## Set task
Of the lines in the entries below, state how many hold the word "matrices". Say nothing else.

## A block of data
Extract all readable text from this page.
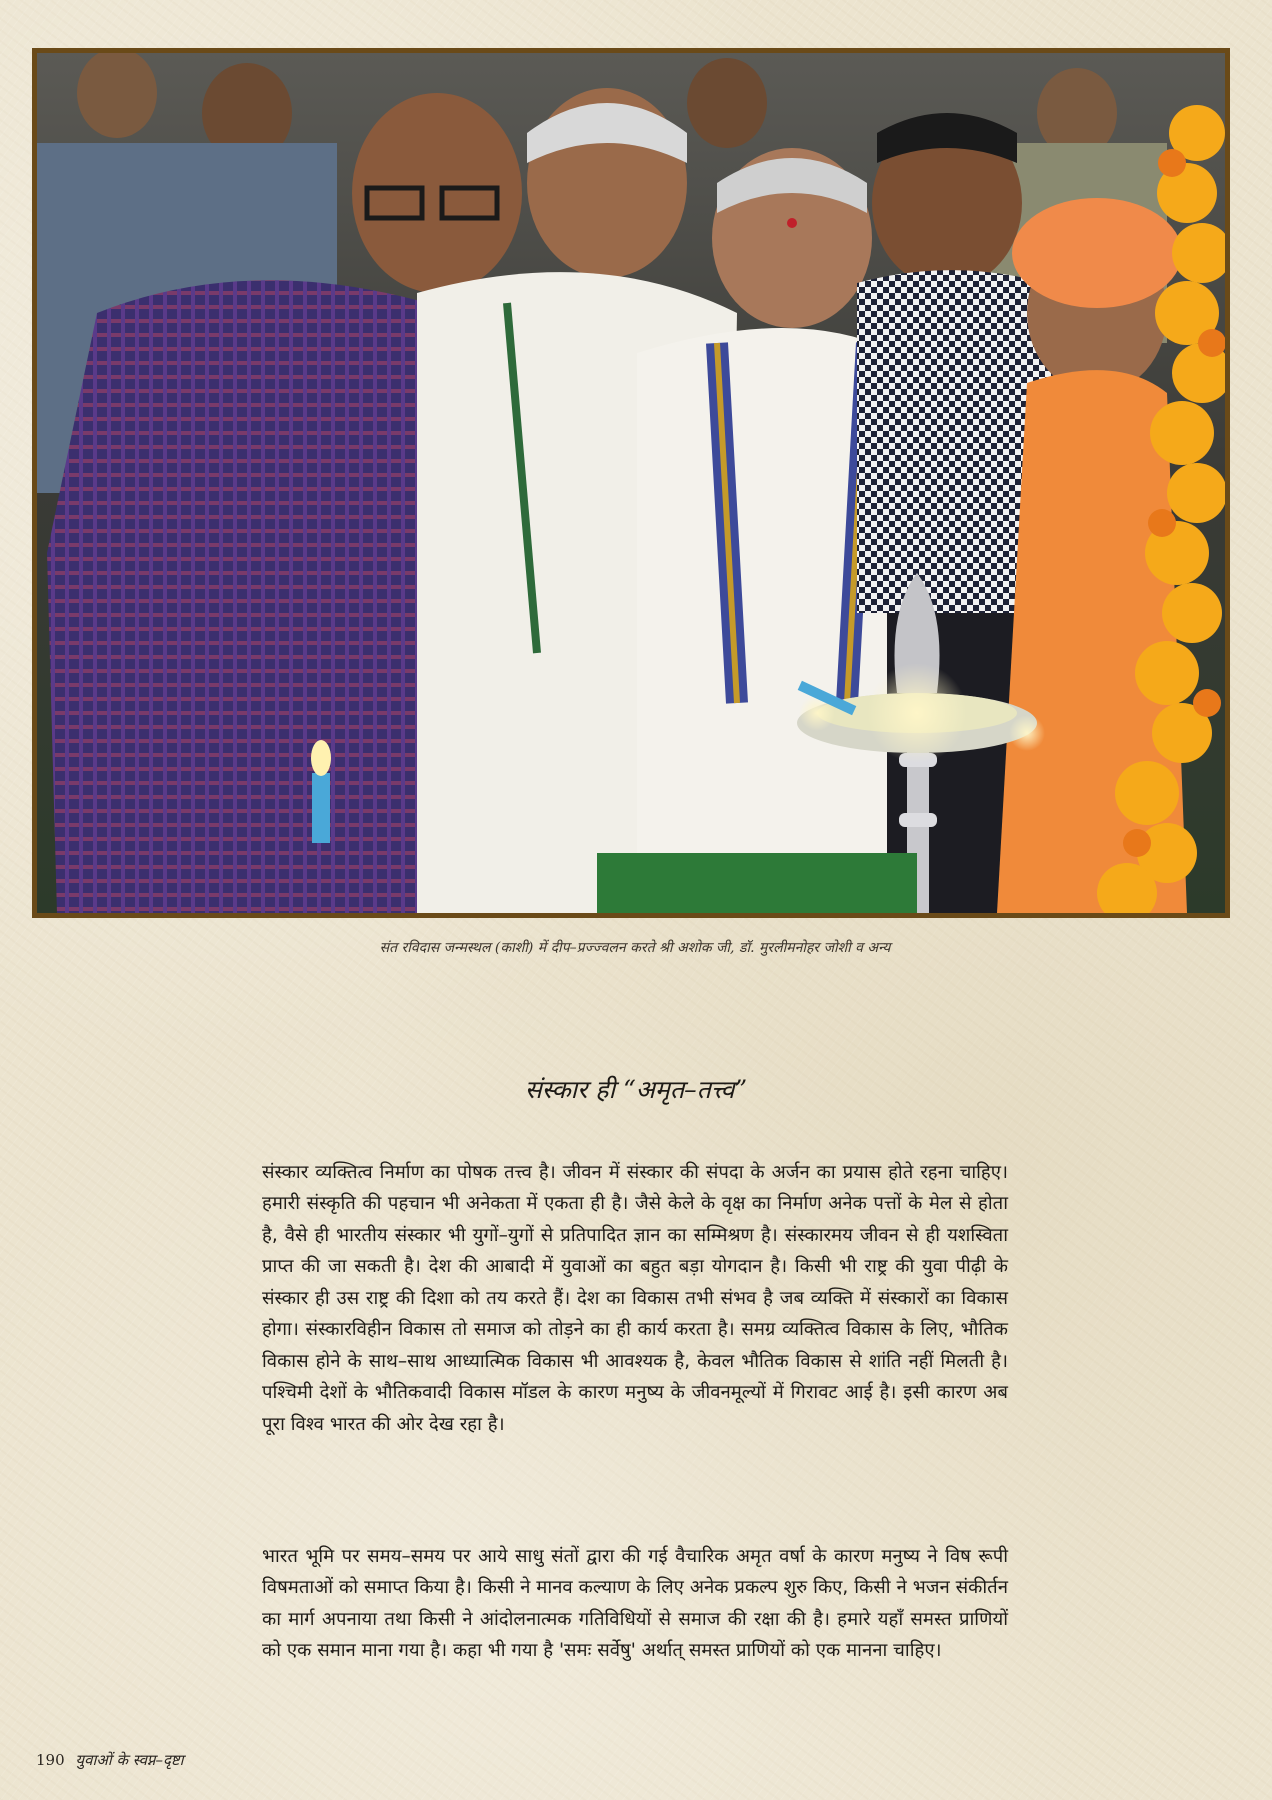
संत रविदास जन्मस्थल (काशी) में दीप–प्रज्ज्वलन करते श्री अशोक जी, डॉ. मुरलीमनोहर जोशी व अन्य
संस्कार ही “अमृत–तत्त्व”

संस्कार व्यक्तित्व निर्माण का पोषक तत्त्व है। जीवन में संस्कार की संपदा के अर्जन का प्रयास होते रहना चाहिए। हमारी संस्कृति की पहचान भी अनेकता में एकता ही है। जैसे केले के वृक्ष का निर्माण अनेक पत्तों के मेल से होता है, वैसे ही भारतीय संस्कार भी युगों–युगों से प्रतिपादित ज्ञान का सम्मिश्रण है। संस्कारमय जीवन से ही यशस्विता प्राप्त की जा सकती है। देश की आबादी में युवाओं का बहुत बड़ा योगदान है। किसी भी राष्ट्र की युवा पीढ़ी के संस्कार ही उस राष्ट्र की दिशा को तय करते हैं। देश का विकास तभी संभव है जब व्यक्ति में संस्कारों का विकास होगा। संस्कारविहीन विकास तो समाज को तोड़ने का ही कार्य करता है। समग्र व्यक्तित्व विकास के लिए, भौतिक विकास होने के साथ–साथ आध्यात्मिक विकास भी आवश्यक है, केवल भौतिक विकास से शांति नहीं मिलती है। पश्चिमी देशों के भौतिकवादी विकास मॉडल के कारण मनुष्य के जीवनमूल्यों में गिरावट आई है। इसी कारण अब पूरा विश्व भारत की ओर देख रहा है।

भारत भूमि पर समय–समय पर आये साधु संतों द्वारा की गई वैचारिक अमृत वर्षा के कारण मनुष्य ने विष रूपी विषमताओं को समाप्त किया है। किसी ने मानव कल्याण के लिए अनेक प्रकल्प शुरु किए, किसी ने भजन संकीर्तन का मार्ग अपनाया तथा किसी ने आंदोलनात्मक गतिविधियों से समाज की रक्षा की है। हमारे यहाँ समस्त प्राणियों को एक समान माना गया है। कहा भी गया है 'समः सर्वेषु' अर्थात् समस्त प्राणियों को एक मानना चाहिए।

190 युवाओं के स्वप्न–दृष्टा
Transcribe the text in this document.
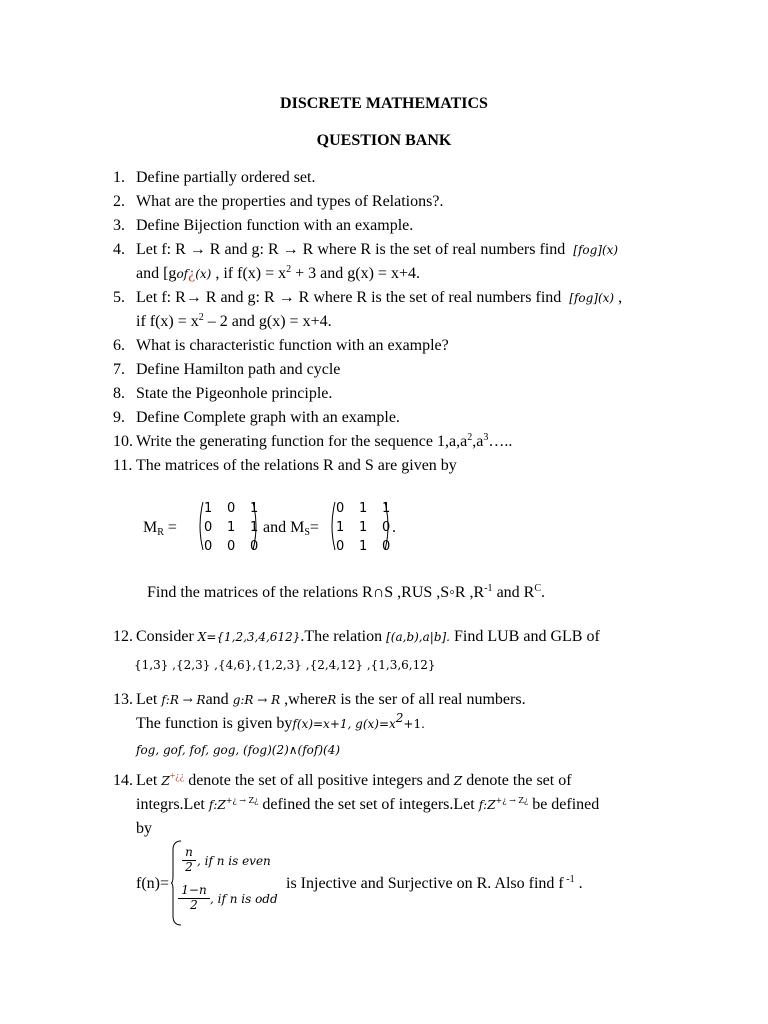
DISCRETE MATHEMATICS
QUESTION BANK
1. Define partially ordered set.
2. What are the properties and types of Relations?.
3. Define Bijection function with an example.
4. Let f: R → R and g: R → R where R is the set of real numbers find [fog](x)
and [gof¿(x) , if $f(x) = x^2 + 3$ and g(x) = x+4.
5. Let f: R→ R and g: R → R where R is the set of real numbers find [fog](x) ,
if $f(x) = x^2 - 2$ and g(x) = x+4.
6. What is characteristic function with an example?
7. Define Hamilton path and cycle
8. State the Pigeonhole principle.
9. Define Complete graph with an example.
10. Write the generating function for the sequence $1,a,a^2,a^3\dots$..
11. The matrices of the relations R and S are given by
$M_R$ =
1 0 1
0 1 1
0 0 0
and $M_S=$
0 1 1
1 1 0
0 1 0
.
Find the matrices of the relations R∩S ,RUS ,S◦R $,R^{-1}$ and $R^C$.
12. Consider X={1,2,3,4,612}.The relation [(a,b),a|b]. Find LUB and GLB of
{1,3} ,{2,3} ,{4,6},{1,2,3} ,{2,4,12} ,{1,3,6,12}
13. Let f:R → Rand g:R → R ,whereR is the ser of all real numbers.
The function is given byf(x)=x+1, $g(x)=x^2+1$.
fog, gof, fof, gog, (fog)(2)∧(fof)(4)
14. Let Z+¿¿ denote the set of all positive integers and Z denote the set of
integrs.Let $f:Z^{+¿ \to Z¿}$ defined the set set of integers.Let $f:Z^{+¿ \to Z¿}$ be defined
by
f(n)=
$\frac{n}{2}$ , if n is even
$\frac{1-n}{2}$ , if n is odd
is Injective and Surjective on R. Also find f $^{-1}$ .
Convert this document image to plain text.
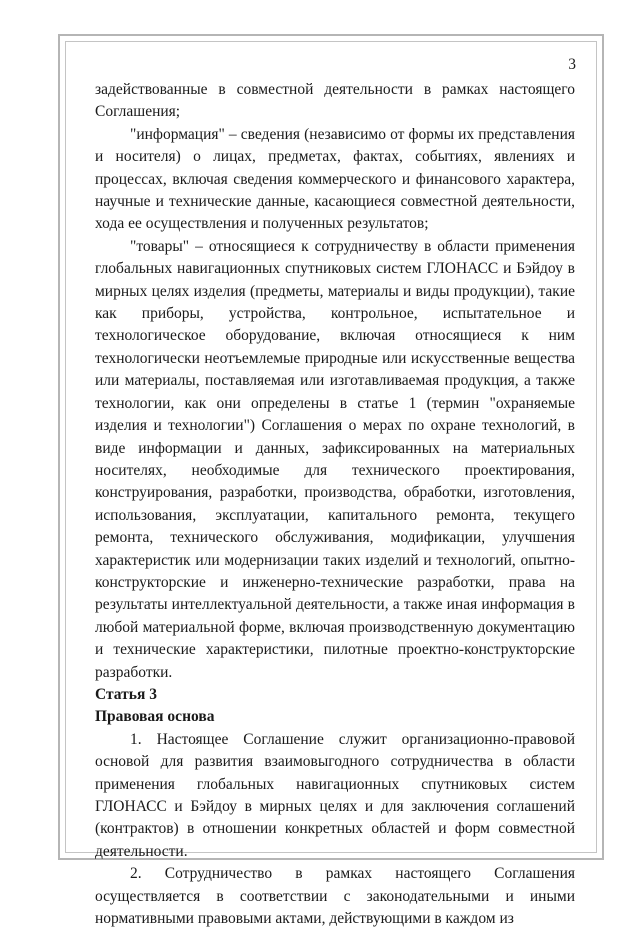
3

задействованные в совместной деятельности в рамках настоящего Соглашения;

"информация" – сведения (независимо от формы их представления и носителя) о лицах, предметах, фактах, событиях, явлениях и процессах, включая сведения коммерческого и финансового характера, научные и технические данные, касающиеся совместной деятельности, хода ее осуществления и полученных результатов;

"товары" – относящиеся к сотрудничеству в области применения глобальных навигационных спутниковых систем ГЛОНАСС и Бэйдоу в мирных целях изделия (предметы, материалы и виды продукции), такие как приборы, устройства, контрольное, испытательное и технологическое оборудование, включая относящиеся к ним технологически неотъемлемые природные или искусственные вещества или материалы, поставляемая или изготавливаемая продукция, а также технологии, как они определены в статье 1 (термин "охраняемые изделия и технологии") Соглашения о мерах по охране технологий, в виде информации и данных, зафиксированных на материальных носителях, необходимые для технического проектирования, конструирования, разработки, производства, обработки, изготовления, использования, эксплуатации, капитального ремонта, текущего ремонта, технического обслуживания, модификации, улучшения характеристик или модернизации таких изделий и технологий, опытно-конструкторские и инженерно-технические разработки, права на результаты интеллектуальной деятельности, а также иная информация в любой материальной форме, включая производственную документацию и технические характеристики, пилотные проектно-конструкторские разработки.

Статья 3

Правовая основа

1. Настоящее Соглашение служит организационно-правовой основой для развития взаимовыгодного сотрудничества в области применения глобальных навигационных спутниковых систем ГЛОНАСС и Бэйдоу в мирных целях и для заключения соглашений (контрактов) в отношении конкретных областей и форм совместной деятельности.

2. Сотрудничество в рамках настоящего Соглашения осуществляется в соответствии с законодательными и иными нормативными правовыми актами, действующими в каждом из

## Correct output
2